Exercise aim:
Would you please return the lines of the material that contain the word "square"?

↓

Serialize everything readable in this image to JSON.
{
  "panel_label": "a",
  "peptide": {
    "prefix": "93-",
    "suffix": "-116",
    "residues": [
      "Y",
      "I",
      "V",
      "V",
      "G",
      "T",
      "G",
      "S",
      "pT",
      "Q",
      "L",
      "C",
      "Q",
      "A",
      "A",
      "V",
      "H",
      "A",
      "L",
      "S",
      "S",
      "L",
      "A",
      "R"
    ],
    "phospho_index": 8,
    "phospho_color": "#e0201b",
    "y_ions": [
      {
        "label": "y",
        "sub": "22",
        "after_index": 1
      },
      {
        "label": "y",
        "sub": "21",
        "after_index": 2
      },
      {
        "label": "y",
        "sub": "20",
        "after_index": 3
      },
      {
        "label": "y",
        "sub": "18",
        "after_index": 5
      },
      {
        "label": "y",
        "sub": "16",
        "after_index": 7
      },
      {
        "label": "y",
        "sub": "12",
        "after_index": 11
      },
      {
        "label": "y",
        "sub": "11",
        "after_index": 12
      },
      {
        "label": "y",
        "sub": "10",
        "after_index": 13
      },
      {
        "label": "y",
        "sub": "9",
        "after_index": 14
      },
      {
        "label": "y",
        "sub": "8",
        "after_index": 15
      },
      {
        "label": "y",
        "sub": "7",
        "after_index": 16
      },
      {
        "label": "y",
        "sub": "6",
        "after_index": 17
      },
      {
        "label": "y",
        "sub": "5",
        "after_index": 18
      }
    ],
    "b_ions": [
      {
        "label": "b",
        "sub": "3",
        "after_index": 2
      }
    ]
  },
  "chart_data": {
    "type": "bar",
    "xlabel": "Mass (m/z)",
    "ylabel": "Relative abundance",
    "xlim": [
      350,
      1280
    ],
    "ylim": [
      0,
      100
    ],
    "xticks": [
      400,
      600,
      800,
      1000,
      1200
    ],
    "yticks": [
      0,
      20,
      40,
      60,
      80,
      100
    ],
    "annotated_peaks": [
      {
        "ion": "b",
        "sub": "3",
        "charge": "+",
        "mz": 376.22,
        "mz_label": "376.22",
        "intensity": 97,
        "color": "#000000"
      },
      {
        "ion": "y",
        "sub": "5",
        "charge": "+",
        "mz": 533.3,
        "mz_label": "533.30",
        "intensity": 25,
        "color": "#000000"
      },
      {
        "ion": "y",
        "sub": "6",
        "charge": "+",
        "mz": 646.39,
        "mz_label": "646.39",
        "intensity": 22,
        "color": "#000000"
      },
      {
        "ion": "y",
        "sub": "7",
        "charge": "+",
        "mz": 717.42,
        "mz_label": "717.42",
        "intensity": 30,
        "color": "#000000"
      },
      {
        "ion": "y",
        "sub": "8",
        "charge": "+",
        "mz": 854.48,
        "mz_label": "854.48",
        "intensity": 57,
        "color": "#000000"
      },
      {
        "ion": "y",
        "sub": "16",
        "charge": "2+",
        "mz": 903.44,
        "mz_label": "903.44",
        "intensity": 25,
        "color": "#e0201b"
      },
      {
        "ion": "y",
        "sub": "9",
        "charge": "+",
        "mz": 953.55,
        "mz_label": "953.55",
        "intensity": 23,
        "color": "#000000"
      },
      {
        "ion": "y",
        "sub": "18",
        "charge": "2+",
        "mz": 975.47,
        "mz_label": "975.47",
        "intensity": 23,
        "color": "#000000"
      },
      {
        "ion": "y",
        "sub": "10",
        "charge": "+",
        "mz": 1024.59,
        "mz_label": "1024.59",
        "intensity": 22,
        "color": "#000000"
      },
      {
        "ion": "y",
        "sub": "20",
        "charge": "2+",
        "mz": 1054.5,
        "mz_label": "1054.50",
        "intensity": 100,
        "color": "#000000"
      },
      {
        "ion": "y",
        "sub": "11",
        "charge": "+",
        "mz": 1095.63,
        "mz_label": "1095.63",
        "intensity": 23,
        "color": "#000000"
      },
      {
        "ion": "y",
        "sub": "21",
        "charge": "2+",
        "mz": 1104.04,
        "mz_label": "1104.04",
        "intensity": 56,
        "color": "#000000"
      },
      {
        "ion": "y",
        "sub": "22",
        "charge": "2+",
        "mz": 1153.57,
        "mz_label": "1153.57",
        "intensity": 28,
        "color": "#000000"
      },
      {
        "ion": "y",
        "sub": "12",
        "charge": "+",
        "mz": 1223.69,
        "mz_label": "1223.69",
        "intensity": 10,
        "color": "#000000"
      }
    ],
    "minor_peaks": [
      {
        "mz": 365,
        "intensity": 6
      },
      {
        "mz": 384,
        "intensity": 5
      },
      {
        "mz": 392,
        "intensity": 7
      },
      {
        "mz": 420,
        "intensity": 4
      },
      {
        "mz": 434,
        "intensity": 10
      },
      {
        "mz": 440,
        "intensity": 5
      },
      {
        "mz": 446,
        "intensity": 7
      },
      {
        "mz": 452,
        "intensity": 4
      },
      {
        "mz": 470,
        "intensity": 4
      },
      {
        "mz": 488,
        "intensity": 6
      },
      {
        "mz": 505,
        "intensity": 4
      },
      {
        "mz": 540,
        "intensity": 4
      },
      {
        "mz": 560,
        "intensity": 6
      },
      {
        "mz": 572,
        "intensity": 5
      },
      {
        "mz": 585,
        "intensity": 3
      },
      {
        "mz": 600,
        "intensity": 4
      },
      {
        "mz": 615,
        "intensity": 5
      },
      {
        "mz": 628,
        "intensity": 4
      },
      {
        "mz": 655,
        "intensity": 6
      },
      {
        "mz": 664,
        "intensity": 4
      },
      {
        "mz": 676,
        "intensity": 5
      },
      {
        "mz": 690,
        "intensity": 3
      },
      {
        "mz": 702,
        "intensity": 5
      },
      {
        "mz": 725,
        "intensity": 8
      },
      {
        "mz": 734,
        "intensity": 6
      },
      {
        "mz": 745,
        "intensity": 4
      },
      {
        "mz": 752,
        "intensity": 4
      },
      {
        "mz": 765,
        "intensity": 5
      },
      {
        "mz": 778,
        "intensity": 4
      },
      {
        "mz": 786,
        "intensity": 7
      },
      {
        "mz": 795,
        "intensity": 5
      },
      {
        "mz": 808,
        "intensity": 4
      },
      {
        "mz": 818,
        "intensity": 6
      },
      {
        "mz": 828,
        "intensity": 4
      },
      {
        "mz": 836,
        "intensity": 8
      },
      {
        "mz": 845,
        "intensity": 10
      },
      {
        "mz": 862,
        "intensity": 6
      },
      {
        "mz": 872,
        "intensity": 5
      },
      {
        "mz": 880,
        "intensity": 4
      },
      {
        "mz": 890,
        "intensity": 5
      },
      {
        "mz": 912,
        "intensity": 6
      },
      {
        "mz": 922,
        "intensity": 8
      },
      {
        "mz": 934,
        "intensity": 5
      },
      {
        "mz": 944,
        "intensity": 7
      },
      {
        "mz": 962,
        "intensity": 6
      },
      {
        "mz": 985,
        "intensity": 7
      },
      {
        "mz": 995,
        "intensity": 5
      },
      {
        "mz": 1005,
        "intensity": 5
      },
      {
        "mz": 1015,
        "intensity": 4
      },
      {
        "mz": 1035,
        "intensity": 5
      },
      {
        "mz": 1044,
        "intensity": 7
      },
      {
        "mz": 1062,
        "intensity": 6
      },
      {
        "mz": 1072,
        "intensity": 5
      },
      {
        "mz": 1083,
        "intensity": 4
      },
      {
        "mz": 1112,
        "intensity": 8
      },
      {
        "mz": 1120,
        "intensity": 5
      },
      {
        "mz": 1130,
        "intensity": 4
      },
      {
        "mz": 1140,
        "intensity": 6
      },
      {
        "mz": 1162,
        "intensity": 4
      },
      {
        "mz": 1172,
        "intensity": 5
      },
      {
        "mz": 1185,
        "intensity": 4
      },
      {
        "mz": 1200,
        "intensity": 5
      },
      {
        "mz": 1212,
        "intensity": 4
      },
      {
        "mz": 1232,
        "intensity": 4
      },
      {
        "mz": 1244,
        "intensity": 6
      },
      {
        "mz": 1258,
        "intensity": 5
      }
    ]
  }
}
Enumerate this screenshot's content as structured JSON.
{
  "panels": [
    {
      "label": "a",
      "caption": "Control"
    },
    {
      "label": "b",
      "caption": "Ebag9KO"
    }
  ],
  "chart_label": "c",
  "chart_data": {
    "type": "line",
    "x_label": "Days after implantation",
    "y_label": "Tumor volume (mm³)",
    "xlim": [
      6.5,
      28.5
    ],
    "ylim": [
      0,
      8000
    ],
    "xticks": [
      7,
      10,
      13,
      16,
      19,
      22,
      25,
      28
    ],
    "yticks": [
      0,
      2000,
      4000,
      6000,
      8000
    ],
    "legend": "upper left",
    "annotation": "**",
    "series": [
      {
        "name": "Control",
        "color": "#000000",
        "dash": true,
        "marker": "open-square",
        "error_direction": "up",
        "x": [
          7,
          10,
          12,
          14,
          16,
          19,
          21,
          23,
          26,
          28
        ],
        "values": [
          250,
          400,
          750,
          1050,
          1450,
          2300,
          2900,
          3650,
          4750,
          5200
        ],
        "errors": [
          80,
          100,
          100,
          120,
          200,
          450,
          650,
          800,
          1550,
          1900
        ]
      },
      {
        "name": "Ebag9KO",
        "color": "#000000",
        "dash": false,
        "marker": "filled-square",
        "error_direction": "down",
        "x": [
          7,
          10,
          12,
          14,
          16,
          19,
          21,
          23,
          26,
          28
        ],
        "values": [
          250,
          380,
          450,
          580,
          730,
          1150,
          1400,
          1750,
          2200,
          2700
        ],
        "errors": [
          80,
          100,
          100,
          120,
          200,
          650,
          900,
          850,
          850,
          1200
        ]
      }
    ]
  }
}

↑

Task solution:
        "marker": "open-square",
        "marker": "filled-square",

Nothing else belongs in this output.